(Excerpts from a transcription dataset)
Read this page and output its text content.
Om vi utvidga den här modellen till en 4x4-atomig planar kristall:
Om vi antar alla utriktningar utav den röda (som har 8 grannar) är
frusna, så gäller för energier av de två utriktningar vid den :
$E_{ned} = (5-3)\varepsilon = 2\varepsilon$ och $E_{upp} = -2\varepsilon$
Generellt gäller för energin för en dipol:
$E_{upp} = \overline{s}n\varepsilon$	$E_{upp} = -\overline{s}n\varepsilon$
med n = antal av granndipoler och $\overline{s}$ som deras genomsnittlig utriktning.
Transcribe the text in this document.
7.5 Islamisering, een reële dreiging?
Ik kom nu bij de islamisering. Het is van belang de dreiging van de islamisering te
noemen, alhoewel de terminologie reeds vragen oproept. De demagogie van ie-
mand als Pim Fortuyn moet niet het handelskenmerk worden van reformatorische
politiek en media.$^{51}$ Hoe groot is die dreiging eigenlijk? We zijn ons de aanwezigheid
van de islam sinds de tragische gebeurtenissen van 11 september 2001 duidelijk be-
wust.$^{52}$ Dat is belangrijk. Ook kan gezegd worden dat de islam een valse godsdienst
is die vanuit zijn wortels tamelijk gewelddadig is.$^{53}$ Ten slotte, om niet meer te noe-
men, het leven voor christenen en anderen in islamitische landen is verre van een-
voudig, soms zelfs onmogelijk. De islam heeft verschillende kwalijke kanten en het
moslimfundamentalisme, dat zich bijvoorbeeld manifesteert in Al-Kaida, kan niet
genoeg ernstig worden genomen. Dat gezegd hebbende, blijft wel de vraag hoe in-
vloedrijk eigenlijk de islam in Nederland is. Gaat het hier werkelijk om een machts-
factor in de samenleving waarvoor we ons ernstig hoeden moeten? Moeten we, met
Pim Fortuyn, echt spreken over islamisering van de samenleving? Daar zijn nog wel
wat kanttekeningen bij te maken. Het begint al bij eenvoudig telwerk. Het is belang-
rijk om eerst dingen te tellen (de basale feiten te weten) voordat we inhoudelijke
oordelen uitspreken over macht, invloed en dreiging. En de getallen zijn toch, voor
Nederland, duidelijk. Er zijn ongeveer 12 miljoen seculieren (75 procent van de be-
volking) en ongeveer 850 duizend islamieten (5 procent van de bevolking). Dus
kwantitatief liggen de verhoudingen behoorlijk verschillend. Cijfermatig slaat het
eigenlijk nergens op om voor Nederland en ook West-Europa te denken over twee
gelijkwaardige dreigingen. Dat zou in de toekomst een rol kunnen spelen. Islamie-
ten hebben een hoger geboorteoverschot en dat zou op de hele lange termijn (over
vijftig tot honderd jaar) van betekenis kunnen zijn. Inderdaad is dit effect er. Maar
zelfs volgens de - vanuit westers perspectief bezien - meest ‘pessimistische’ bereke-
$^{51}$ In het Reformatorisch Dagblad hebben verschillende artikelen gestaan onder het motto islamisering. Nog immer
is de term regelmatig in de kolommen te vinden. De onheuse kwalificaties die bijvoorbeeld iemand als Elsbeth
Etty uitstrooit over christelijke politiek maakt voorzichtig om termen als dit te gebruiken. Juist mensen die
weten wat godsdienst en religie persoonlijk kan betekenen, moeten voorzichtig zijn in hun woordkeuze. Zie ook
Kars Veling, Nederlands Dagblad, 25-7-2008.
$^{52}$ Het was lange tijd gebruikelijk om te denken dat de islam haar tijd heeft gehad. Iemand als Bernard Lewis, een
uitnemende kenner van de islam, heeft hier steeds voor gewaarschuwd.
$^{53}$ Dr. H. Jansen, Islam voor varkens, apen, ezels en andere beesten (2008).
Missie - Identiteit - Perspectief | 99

- **PROBLEM DESCRIPTION**
May I have the entries returned exactly, with every line in place?

- **FINISHED EXERCISE**
Read this page and output its text content.
Om vi utvidga den här modellen till en 4x4-atomig planar kristall:
Om vi antar alla utriktningar utav den röda (som har 8 grannar) är
frusna, så gäller för energier av de två utriktningar vid den :
$E_{ned} = (5-3)\varepsilon = 2\varepsilon$ och $E_{upp} = -2\varepsilon$
Generellt gäller för energin för en dipol:
$E_{upp} = \overline{s}n\varepsilon$	$E_{upp} = -\overline{s}n\varepsilon$
med n = antal av granndipoler och $\overline{s}$ som deras genomsnittlig utriktning.
Transcribe the text in this document.
7.5 Islamisering, een reële dreiging?
Ik kom nu bij de islamisering. Het is van belang de dreiging van de islamisering te
noemen, alhoewel de terminologie reeds vragen oproept. De demagogie van ie-
mand als Pim Fortuyn moet niet het handelskenmerk worden van reformatorische
politiek en media.$^{51}$ Hoe groot is die dreiging eigenlijk? We zijn ons de aanwezigheid
van de islam sinds de tragische gebeurtenissen van 11 september 2001 duidelijk be-
wust.$^{52}$ Dat is belangrijk. Ook kan gezegd worden dat de islam een valse godsdienst
is die vanuit zijn wortels tamelijk gewelddadig is.$^{53}$ Ten slotte, om niet meer te noe-
men, het leven voor christenen en anderen in islamitische landen is verre van een-
voudig, soms zelfs onmogelijk. De islam heeft verschillende kwalijke kanten en het
moslimfundamentalisme, dat zich bijvoorbeeld manifesteert in Al-Kaida, kan niet
genoeg ernstig worden genomen. Dat gezegd hebbende, blijft wel de vraag hoe in-
vloedrijk eigenlijk de islam in Nederland is. Gaat het hier werkelijk om een machts-
factor in de samenleving waarvoor we ons ernstig hoeden moeten? Moeten we, met
Pim Fortuyn, echt spreken over islamisering van de samenleving? Daar zijn nog wel
wat kanttekeningen bij te maken. Het begint al bij eenvoudig telwerk. Het is belang-
rijk om eerst dingen te tellen (de basale feiten te weten) voordat we inhoudelijke
oordelen uitspreken over macht, invloed en dreiging. En de getallen zijn toch, voor
Nederland, duidelijk. Er zijn ongeveer 12 miljoen seculieren (75 procent van de be-
volking) en ongeveer 850 duizend islamieten (5 procent van de bevolking). Dus
kwantitatief liggen de verhoudingen behoorlijk verschillend. Cijfermatig slaat het
eigenlijk nergens op om voor Nederland en ook West-Europa te denken over twee
gelijkwaardige dreigingen. Dat zou in de toekomst een rol kunnen spelen. Islamie-
ten hebben een hoger geboorteoverschot en dat zou op de hele lange termijn (over
vijftig tot honderd jaar) van betekenis kunnen zijn. Inderdaad is dit effect er. Maar
zelfs volgens de - vanuit westers perspectief bezien - meest ‘pessimistische’ bereke-
$^{51}$ In het Reformatorisch Dagblad hebben verschillende artikelen gestaan onder het motto islamisering. Nog immer
is de term regelmatig in de kolommen te vinden. De onheuse kwalificaties die bijvoorbeeld iemand als Elsbeth
Etty uitstrooit over christelijke politiek maakt voorzichtig om termen als dit te gebruiken. Juist mensen die
weten wat godsdienst en religie persoonlijk kan betekenen, moeten voorzichtig zijn in hun woordkeuze. Zie ook
Kars Veling, Nederlands Dagblad, 25-7-2008.
$^{52}$ Het was lange tijd gebruikelijk om te denken dat de islam haar tijd heeft gehad. Iemand als Bernard Lewis, een
uitnemende kenner van de islam, heeft hier steeds voor gewaarschuwd.
$^{53}$ Dr. H. Jansen, Islam voor varkens, apen, ezels en andere beesten (2008).
Missie - Identiteit - Perspectief | 99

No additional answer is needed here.